*WHAT YOU NEED TO DO*: Tally up the lines where the string "Servo" appears; reply with the number only.

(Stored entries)
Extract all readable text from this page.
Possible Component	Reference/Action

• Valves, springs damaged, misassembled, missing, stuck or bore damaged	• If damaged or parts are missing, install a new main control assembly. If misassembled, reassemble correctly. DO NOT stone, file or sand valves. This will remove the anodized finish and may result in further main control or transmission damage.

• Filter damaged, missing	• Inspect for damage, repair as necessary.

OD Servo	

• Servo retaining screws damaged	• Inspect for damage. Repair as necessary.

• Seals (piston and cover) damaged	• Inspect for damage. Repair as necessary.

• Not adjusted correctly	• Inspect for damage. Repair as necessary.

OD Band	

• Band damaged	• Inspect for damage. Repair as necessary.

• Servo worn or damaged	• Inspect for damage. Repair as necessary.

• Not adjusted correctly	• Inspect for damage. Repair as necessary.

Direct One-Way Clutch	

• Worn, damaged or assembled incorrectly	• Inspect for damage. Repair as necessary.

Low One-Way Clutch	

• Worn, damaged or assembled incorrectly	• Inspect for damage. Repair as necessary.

*FULL SOLUTION*: 3